-- begin --
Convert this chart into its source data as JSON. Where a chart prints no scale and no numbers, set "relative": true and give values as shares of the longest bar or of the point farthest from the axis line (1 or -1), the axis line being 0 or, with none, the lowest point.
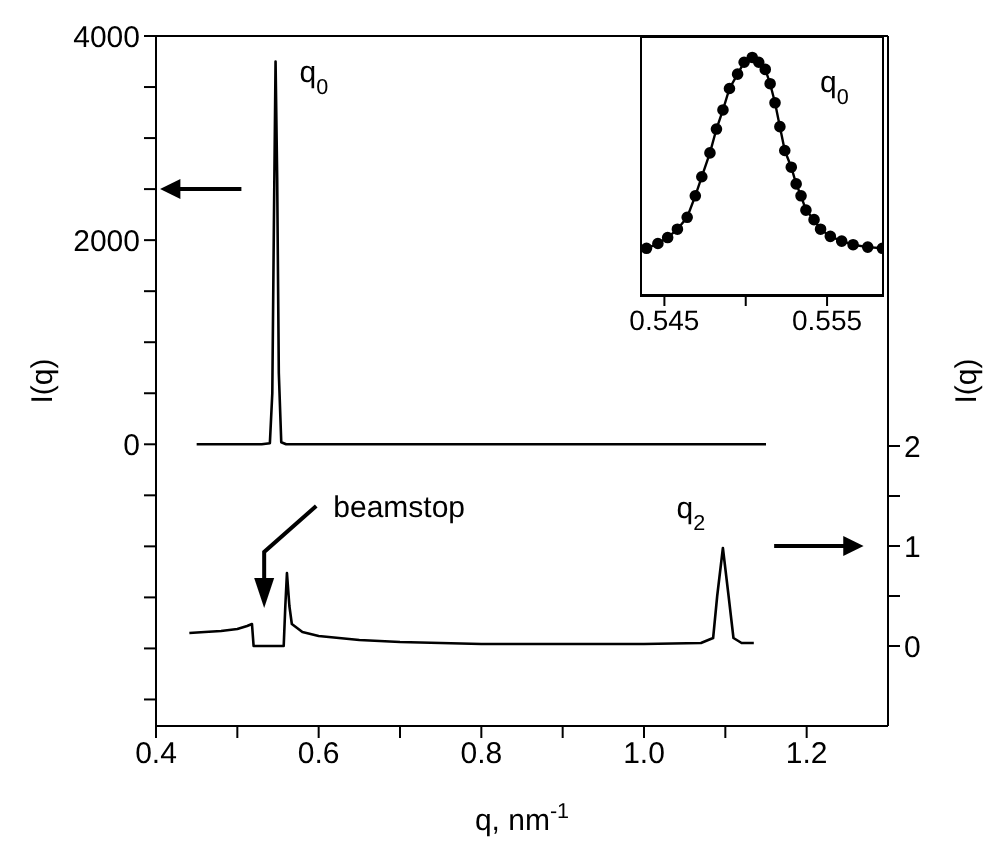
{
  "chart_data": [
    {
      "type": "line",
      "xlabel": "q, nm$^{-1}$",
      "ylabel": "I(q)",
      "y2label": "I(q)",
      "xlim": [
        0.4,
        1.3
      ],
      "xticks": [
        0.4,
        {
          "value": 0.5,
          "label": null
        },
        0.6,
        {
          "value": 0.7,
          "label": null
        },
        0.8,
        {
          "value": 0.9,
          "label": null
        },
        {
          "value": 1.0,
          "label": "1.0"
        },
        {
          "value": 1.1,
          "label": null
        },
        1.2
      ],
      "ylim": [
        -2760,
        4000
      ],
      "yticks": [
        {
          "value": -2500,
          "label": null
        },
        {
          "value": -2000,
          "label": null
        },
        {
          "value": -1500,
          "label": null
        },
        {
          "value": -1000,
          "label": null
        },
        {
          "value": -500,
          "label": null
        },
        0,
        {
          "value": 500,
          "label": null
        },
        {
          "value": 1000,
          "label": null
        },
        {
          "value": 1500,
          "label": null
        },
        2000,
        {
          "value": 2500,
          "label": null
        },
        {
          "value": 3000,
          "label": null
        },
        {
          "value": 3500,
          "label": null
        },
        4000
      ],
      "y2lim": [
        -0.8,
        6.1
      ],
      "y2ticks": [
        0,
        {
          "value": 0.5,
          "label": null
        },
        1,
        {
          "value": 1.5,
          "label": null
        },
        2
      ],
      "series": [
        {
          "color": "#000000",
          "x": [
            0.45,
            0.53,
            0.54,
            0.543,
            0.545,
            0.547,
            0.549,
            0.551,
            0.554,
            0.56,
            1.15
          ],
          "values": [
            0,
            0,
            10,
            500,
            2200,
            3750,
            2600,
            700,
            20,
            0,
            0
          ]
        },
        {
          "color": "#000000",
          "axis": "y2",
          "x": [
            0.441,
            0.46,
            0.48,
            0.5,
            0.512,
            0.518,
            0.52,
            0.557,
            0.559,
            0.561,
            0.564,
            0.567,
            0.58,
            0.6,
            0.65,
            0.7,
            0.8,
            0.9,
            1.0,
            1.07,
            1.085,
            1.09,
            1.097,
            1.104,
            1.11,
            1.12,
            1.135
          ],
          "values": [
            0.13,
            0.14,
            0.15,
            0.17,
            0.2,
            0.22,
            0.0,
            0.0,
            0.4,
            0.73,
            0.4,
            0.22,
            0.14,
            0.1,
            0.06,
            0.04,
            0.02,
            0.02,
            0.02,
            0.03,
            0.08,
            0.5,
            0.98,
            0.5,
            0.08,
            0.03,
            0.03
          ]
        }
      ],
      "annotations": [
        {
          "text": "q$_{0}$",
          "x": 0.547,
          "y": 3750
        },
        "beamstop",
        {
          "text": "q$_{2}$",
          "x": 1.097,
          "y": -1000
        }
      ]
    },
    {
      "type": "line",
      "relative": true,
      "marker": "circle",
      "xlim": [
        0.5435,
        0.5585
      ],
      "xticks": [
        0.545,
        {
          "value": 0.55,
          "label": null
        },
        0.555
      ],
      "series": [
        {
          "color": "#000000",
          "x": [
            0.5439,
            0.5446,
            0.5452,
            0.5458,
            0.5464,
            0.5469,
            0.5473,
            0.5478,
            0.5482,
            0.5486,
            0.549,
            0.5495,
            0.5499,
            0.5504,
            0.5508,
            0.5512,
            0.5515,
            0.5518,
            0.5521,
            0.5524,
            0.5528,
            0.5531,
            0.5534,
            0.5537,
            0.5542,
            0.5546,
            0.5552,
            0.5559,
            0.5566,
            0.5575,
            0.5584
          ],
          "values": [
            0.2,
            0.22,
            0.245,
            0.28,
            0.33,
            0.42,
            0.5,
            0.6,
            0.7,
            0.78,
            0.87,
            0.93,
            0.98,
            1,
            0.98,
            0.95,
            0.89,
            0.81,
            0.71,
            0.61,
            0.54,
            0.47,
            0.42,
            0.36,
            0.32,
            0.28,
            0.25,
            0.23,
            0.215,
            0.205,
            0.2
          ]
        }
      ],
      "annotations": [
        "q$_{0}$"
      ]
    }
  ]
}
-- end --
## Goal of the exercise
Wherever the string "axis" appears in the entries above, list that line.

## Worked solution
Convert this chart into its source data as JSON. Where a chart prints no scale and no numbers, set "relative": true and give values as shares of the longest bar or of the point farthest from the axis line (1 or -1), the axis line being 0 or, with none, the lowest point.
          "axis": "y2",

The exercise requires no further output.